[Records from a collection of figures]

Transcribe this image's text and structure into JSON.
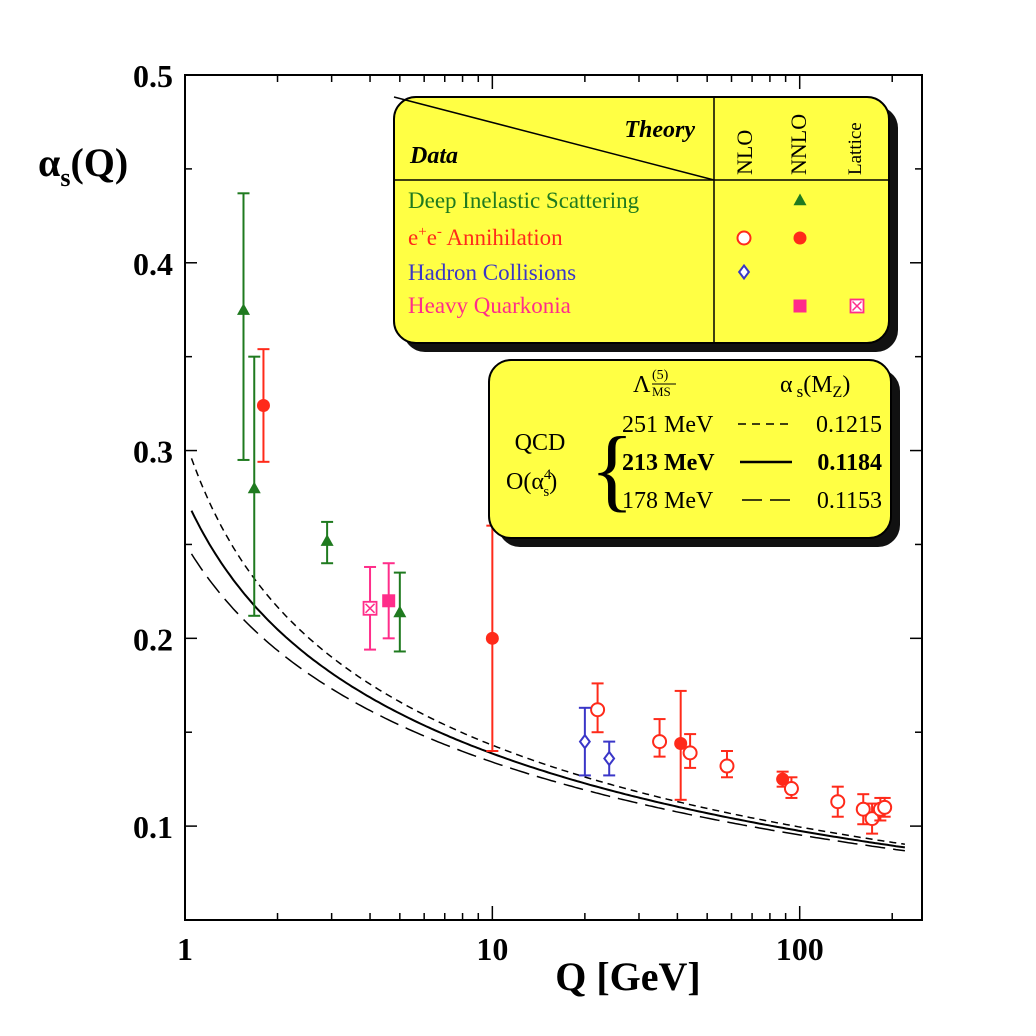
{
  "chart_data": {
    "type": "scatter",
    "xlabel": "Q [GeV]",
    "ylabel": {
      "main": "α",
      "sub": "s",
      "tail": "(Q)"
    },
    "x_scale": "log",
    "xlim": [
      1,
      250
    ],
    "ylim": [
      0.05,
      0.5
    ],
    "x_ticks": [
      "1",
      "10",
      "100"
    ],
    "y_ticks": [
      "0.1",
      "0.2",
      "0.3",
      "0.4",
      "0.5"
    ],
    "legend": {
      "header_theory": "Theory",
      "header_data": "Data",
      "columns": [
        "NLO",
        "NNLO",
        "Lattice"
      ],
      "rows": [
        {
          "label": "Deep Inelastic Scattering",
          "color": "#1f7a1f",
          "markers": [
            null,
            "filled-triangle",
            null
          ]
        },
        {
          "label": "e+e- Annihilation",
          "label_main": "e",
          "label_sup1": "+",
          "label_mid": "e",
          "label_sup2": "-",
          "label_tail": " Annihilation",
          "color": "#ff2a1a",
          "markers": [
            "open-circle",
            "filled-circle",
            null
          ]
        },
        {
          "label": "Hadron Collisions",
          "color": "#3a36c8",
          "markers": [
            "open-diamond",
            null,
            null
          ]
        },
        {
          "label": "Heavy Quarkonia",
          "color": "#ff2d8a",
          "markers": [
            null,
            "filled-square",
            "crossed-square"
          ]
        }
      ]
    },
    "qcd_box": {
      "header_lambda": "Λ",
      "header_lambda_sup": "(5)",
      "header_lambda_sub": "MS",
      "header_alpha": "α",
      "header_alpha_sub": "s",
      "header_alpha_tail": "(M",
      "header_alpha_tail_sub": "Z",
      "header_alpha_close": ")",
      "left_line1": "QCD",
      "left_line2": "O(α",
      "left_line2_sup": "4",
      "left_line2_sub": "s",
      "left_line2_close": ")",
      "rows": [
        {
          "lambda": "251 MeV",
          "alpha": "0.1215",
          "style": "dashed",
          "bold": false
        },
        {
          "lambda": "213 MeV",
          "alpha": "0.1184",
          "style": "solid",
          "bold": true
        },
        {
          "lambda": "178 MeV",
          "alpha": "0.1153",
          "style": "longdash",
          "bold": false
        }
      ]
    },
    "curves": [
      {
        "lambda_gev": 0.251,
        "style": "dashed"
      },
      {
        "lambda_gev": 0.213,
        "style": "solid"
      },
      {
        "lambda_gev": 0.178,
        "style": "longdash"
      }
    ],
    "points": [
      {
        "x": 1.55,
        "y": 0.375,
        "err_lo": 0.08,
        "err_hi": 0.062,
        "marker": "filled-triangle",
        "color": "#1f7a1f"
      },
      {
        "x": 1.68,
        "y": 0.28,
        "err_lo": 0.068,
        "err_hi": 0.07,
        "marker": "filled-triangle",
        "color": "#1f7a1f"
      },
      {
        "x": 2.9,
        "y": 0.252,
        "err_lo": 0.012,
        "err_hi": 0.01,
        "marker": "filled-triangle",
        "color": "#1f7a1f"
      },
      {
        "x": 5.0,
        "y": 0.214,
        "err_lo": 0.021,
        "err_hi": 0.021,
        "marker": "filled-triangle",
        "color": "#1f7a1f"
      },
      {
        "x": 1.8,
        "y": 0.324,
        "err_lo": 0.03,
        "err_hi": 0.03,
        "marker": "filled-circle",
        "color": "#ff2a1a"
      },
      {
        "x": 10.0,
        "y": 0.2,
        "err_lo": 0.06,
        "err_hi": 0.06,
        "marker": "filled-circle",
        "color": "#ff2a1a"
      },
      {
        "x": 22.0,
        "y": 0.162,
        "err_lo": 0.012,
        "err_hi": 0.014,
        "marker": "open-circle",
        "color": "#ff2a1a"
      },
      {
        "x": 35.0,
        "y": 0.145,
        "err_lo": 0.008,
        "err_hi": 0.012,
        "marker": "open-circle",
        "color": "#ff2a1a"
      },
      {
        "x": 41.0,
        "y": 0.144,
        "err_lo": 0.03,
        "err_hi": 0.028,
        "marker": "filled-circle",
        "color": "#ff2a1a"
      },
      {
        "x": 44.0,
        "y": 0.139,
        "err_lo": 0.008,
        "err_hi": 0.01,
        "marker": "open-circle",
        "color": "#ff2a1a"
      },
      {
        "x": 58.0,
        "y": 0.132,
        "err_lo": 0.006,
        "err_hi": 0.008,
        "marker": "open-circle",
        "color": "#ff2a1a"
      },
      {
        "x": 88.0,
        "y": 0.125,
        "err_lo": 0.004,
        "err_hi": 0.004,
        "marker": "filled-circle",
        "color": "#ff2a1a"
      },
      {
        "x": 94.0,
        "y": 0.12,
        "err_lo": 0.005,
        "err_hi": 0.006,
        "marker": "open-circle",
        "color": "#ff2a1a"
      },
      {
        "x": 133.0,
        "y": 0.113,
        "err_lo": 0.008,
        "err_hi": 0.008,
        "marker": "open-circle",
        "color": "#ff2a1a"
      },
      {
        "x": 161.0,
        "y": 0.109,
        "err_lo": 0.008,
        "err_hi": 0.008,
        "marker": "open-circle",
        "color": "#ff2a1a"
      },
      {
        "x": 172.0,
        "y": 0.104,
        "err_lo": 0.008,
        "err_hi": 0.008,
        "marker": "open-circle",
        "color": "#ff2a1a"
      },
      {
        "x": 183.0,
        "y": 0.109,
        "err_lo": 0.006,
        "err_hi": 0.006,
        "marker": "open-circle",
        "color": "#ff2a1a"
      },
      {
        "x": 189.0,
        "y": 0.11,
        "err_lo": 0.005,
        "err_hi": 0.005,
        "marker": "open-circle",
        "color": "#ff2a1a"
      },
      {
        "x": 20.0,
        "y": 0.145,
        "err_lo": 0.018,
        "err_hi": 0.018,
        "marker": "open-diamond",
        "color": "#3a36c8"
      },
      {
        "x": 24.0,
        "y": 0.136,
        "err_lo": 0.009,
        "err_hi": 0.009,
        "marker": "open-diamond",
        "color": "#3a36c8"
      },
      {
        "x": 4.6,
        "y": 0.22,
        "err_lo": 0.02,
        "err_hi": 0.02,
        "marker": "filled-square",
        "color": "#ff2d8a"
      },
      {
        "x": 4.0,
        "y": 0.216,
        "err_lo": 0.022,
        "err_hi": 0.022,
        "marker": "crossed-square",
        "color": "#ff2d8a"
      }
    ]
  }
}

Problem to work on ::
The listing above must be printed again exactly, minus its pictures.

Correct answer ::
Transcribe this image's text and structure into JSON.
{
  "chart_data": {
    "type": "scatter",
    "xlabel": "Q [GeV]",
    "ylabel": {
      "main": "α",
      "sub": "s",
      "tail": "(Q)"
    },
    "x_scale": "log",
    "xlim": [
      1,
      250
    ],
    "ylim": [
      0.05,
      0.5
    ],
    "x_ticks": [
      "1",
      "10",
      "100"
    ],
    "y_ticks": [
      "0.1",
      "0.2",
      "0.3",
      "0.4",
      "0.5"
    ],
    "legend": {
      "header_theory": "Theory",
      "header_data": "Data",
      "columns": [
        "NLO",
        "NNLO",
        "Lattice"
      ],
      "rows": [
        {
          "label": "Deep Inelastic Scattering",
          "color": "#1f7a1f",
          "markers": [
            null,
            "filled-triangle",
            null
          ]
        },
        {
          "label": "e+e- Annihilation",
          "label_main": "e",
          "label_sup1": "+",
          "label_mid": "e",
          "label_sup2": "-",
          "label_tail": " Annihilation",
          "color": "#ff2a1a",
          "markers": [
            "open-circle",
            "filled-circle",
            null
          ]
        },
        {
          "label": "Hadron Collisions",
          "color": "#3a36c8",
          "markers": [
            "open-diamond",
            null,
            null
          ]
        },
        {
          "label": "Heavy Quarkonia",
          "color": "#ff2d8a",
          "markers": [
            null,
            "filled-square",
            "crossed-square"
          ]
        }
      ]
    },
    "qcd_box": {
      "header_lambda": "Λ",
      "header_lambda_sup": "(5)",
      "header_lambda_sub": "MS",
      "header_alpha": "α",
      "header_alpha_sub": "s",
      "header_alpha_tail": "(M",
      "header_alpha_tail_sub": "Z",
      "header_alpha_close": ")",
      "left_line1": "QCD",
      "left_line2": "O(α",
      "left_line2_sup": "4",
      "left_line2_sub": "s",
      "left_line2_close": ")",
      "rows": [
        {
          "lambda": "251 MeV",
          "alpha": "0.1215",
          "style": "dashed",
          "bold": false
        },
        {
          "lambda": "213 MeV",
          "alpha": "0.1184",
          "style": "solid",
          "bold": true
        },
        {
          "lambda": "178 MeV",
          "alpha": "0.1153",
          "style": "longdash",
          "bold": false
        }
      ]
    },
    "curves": [
      {
        "lambda_gev": 0.251,
        "style": "dashed"
      },
      {
        "lambda_gev": 0.213,
        "style": "solid"
      },
      {
        "lambda_gev": 0.178,
        "style": "longdash"
      }
    ],
    "points": [
      {
        "x": 1.55,
        "y": 0.375,
        "err_lo": 0.08,
        "err_hi": 0.062,
        "marker": "filled-triangle",
        "color": "#1f7a1f"
      },
      {
        "x": 1.68,
        "y": 0.28,
        "err_lo": 0.068,
        "err_hi": 0.07,
        "marker": "filled-triangle",
        "color": "#1f7a1f"
      },
      {
        "x": 2.9,
        "y": 0.252,
        "err_lo": 0.012,
        "err_hi": 0.01,
        "marker": "filled-triangle",
        "color": "#1f7a1f"
      },
      {
        "x": 5.0,
        "y": 0.214,
        "err_lo": 0.021,
        "err_hi": 0.021,
        "marker": "filled-triangle",
        "color": "#1f7a1f"
      },
      {
        "x": 1.8,
        "y": 0.324,
        "err_lo": 0.03,
        "err_hi": 0.03,
        "marker": "filled-circle",
        "color": "#ff2a1a"
      },
      {
        "x": 10.0,
        "y": 0.2,
        "err_lo": 0.06,
        "err_hi": 0.06,
        "marker": "filled-circle",
        "color": "#ff2a1a"
      },
      {
        "x": 22.0,
        "y": 0.162,
        "err_lo": 0.012,
        "err_hi": 0.014,
        "marker": "open-circle",
        "color": "#ff2a1a"
      },
      {
        "x": 35.0,
        "y": 0.145,
        "err_lo": 0.008,
        "err_hi": 0.012,
        "marker": "open-circle",
        "color": "#ff2a1a"
      },
      {
        "x": 41.0,
        "y": 0.144,
        "err_lo": 0.03,
        "err_hi": 0.028,
        "marker": "filled-circle",
        "color": "#ff2a1a"
      },
      {
        "x": 44.0,
        "y": 0.139,
        "err_lo": 0.008,
        "err_hi": 0.01,
        "marker": "open-circle",
        "color": "#ff2a1a"
      },
      {
        "x": 58.0,
        "y": 0.132,
        "err_lo": 0.006,
        "err_hi": 0.008,
        "marker": "open-circle",
        "color": "#ff2a1a"
      },
      {
        "x": 88.0,
        "y": 0.125,
        "err_lo": 0.004,
        "err_hi": 0.004,
        "marker": "filled-circle",
        "color": "#ff2a1a"
      },
      {
        "x": 94.0,
        "y": 0.12,
        "err_lo": 0.005,
        "err_hi": 0.006,
        "marker": "open-circle",
        "color": "#ff2a1a"
      },
      {
        "x": 133.0,
        "y": 0.113,
        "err_lo": 0.008,
        "err_hi": 0.008,
        "marker": "open-circle",
        "color": "#ff2a1a"
      },
      {
        "x": 161.0,
        "y": 0.109,
        "err_lo": 0.008,
        "err_hi": 0.008,
        "marker": "open-circle",
        "color": "#ff2a1a"
      },
      {
        "x": 172.0,
        "y": 0.104,
        "err_lo": 0.008,
        "err_hi": 0.008,
        "marker": "open-circle",
        "color": "#ff2a1a"
      },
      {
        "x": 183.0,
        "y": 0.109,
        "err_lo": 0.006,
        "err_hi": 0.006,
        "marker": "open-circle",
        "color": "#ff2a1a"
      },
      {
        "x": 189.0,
        "y": 0.11,
        "err_lo": 0.005,
        "err_hi": 0.005,
        "marker": "open-circle",
        "color": "#ff2a1a"
      },
      {
        "x": 20.0,
        "y": 0.145,
        "err_lo": 0.018,
        "err_hi": 0.018,
        "marker": "open-diamond",
        "color": "#3a36c8"
      },
      {
        "x": 24.0,
        "y": 0.136,
        "err_lo": 0.009,
        "err_hi": 0.009,
        "marker": "open-diamond",
        "color": "#3a36c8"
      },
      {
        "x": 4.6,
        "y": 0.22,
        "err_lo": 0.02,
        "err_hi": 0.02,
        "marker": "filled-square",
        "color": "#ff2d8a"
      },
      {
        "x": 4.0,
        "y": 0.216,
        "err_lo": 0.022,
        "err_hi": 0.022,
        "marker": "crossed-square",
        "color": "#ff2d8a"
      }
    ]
  }
}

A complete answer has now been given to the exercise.